_EXERCISE:_
Copy out the entries below precisely; nothing is to be omitted.

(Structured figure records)
Start

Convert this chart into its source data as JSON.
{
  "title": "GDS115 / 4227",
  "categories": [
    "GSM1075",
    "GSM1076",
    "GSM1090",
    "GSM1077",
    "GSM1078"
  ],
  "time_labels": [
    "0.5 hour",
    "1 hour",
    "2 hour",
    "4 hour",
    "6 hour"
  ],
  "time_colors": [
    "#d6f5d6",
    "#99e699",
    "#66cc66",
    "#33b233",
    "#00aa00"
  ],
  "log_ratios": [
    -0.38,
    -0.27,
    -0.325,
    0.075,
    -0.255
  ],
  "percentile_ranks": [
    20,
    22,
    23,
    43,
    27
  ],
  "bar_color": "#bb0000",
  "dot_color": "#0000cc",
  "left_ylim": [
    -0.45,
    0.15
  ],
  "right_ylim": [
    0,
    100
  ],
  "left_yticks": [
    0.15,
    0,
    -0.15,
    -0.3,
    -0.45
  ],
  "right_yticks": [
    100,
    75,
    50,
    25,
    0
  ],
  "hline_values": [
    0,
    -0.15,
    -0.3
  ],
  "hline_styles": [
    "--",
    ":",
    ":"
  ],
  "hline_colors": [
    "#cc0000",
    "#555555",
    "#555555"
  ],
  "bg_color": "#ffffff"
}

End

_EXERCISE SOLUTION:_
Convert this chart into its source data as JSON.
{
  "title": "GDS115 / 4227",
  "categories": [
    "GSM1075",
    "GSM1076",
    "GSM1090",
    "GSM1077",
    "GSM1078"
  ],
  "time_labels": [
    "0.5 hour",
    "1 hour",
    "2 hour",
    "4 hour",
    "6 hour"
  ],
  "time_colors": [
    "#d6f5d6",
    "#99e699",
    "#66cc66",
    "#33b233",
    "#00aa00"
  ],
  "log_ratios": [
    -0.38,
    -0.27,
    -0.325,
    0.075,
    -0.255
  ],
  "percentile_ranks": [
    20,
    22,
    23,
    43,
    27
  ],
  "bar_color": "#bb0000",
  "dot_color": "#0000cc",
  "left_ylim": [
    -0.45,
    0.15
  ],
  "right_ylim": [
    0,
    100
  ],
  "left_yticks": [
    0.15,
    0,
    -0.15,
    -0.3,
    -0.45
  ],
  "right_yticks": [
    100,
    75,
    50,
    25,
    0
  ],
  "hline_values": [
    0,
    -0.15,
    -0.3
  ],
  "hline_styles": [
    "--",
    ":",
    ":"
  ],
  "hline_colors": [
    "#cc0000",
    "#555555",
    "#555555"
  ],
  "bg_color": "#ffffff"
}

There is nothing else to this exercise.